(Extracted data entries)

********

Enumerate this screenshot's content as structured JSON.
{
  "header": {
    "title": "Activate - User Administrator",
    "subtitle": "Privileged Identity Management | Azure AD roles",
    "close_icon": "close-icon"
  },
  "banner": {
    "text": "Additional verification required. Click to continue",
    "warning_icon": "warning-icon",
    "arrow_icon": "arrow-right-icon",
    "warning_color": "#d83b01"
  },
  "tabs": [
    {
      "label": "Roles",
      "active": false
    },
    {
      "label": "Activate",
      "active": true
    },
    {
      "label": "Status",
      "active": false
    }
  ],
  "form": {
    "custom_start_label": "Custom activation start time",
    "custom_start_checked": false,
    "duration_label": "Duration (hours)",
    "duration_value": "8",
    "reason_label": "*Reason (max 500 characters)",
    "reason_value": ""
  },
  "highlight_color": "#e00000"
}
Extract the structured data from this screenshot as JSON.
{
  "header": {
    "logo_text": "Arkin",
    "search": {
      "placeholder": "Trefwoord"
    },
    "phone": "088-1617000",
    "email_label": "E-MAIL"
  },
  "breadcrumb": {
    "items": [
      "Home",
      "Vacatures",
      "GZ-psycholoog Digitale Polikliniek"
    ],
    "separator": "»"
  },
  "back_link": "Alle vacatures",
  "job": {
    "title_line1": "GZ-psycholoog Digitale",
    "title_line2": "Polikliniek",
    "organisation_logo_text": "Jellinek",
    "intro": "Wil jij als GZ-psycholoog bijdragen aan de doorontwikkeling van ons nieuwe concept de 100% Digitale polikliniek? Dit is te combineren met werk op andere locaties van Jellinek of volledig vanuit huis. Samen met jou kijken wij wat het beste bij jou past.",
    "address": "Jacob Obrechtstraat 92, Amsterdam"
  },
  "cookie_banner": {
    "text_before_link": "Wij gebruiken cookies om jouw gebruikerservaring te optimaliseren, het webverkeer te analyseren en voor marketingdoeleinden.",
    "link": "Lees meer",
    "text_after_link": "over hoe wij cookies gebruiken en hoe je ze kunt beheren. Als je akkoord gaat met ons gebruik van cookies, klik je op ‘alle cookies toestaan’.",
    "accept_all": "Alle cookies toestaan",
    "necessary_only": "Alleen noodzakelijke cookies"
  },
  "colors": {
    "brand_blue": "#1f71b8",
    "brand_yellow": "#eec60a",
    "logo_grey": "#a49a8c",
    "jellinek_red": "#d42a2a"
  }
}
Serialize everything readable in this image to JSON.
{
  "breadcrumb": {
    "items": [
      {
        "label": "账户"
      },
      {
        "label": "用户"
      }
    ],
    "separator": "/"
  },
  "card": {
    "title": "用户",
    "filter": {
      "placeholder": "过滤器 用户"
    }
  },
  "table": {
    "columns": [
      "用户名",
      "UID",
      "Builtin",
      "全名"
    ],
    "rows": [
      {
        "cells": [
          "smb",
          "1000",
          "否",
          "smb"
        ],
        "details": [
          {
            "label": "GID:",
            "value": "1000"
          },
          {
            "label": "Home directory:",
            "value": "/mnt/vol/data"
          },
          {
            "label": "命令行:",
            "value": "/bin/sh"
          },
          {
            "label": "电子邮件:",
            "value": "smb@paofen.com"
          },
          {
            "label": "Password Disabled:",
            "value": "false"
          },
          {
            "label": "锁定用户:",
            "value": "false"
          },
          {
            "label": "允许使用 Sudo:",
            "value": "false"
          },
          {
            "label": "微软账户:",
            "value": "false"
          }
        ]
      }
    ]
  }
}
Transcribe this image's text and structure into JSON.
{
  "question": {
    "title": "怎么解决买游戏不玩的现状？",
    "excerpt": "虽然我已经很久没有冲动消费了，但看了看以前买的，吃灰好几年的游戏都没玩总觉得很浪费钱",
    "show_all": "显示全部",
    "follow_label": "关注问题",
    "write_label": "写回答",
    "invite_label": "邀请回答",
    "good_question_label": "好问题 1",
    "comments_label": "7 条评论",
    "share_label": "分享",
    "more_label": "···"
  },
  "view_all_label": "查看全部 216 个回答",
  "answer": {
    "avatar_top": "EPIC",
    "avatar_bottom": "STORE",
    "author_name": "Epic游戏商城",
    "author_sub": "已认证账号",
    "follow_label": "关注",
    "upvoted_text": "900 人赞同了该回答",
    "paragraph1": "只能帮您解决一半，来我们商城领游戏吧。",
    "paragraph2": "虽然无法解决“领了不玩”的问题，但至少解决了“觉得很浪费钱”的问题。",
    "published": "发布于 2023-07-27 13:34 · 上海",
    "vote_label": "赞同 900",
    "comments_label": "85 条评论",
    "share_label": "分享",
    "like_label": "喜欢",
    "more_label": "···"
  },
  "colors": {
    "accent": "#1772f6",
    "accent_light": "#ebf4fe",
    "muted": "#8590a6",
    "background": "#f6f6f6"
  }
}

********

**Task requirements:** From the data, pick out every line that includes "gebruiken".

**Response to the task:**
    "text_before_link": "Wij gebruiken cookies om jouw gebruikerservaring te optimaliseren, het webverkeer te analyseren en voor marketingdoeleinden.",
    "text_after_link": "over hoe wij cookies gebruiken en hoe je ze kunt beheren. Als je akkoord gaat met ons gebruik van cookies, klik je op ‘alle cookies toestaan’.",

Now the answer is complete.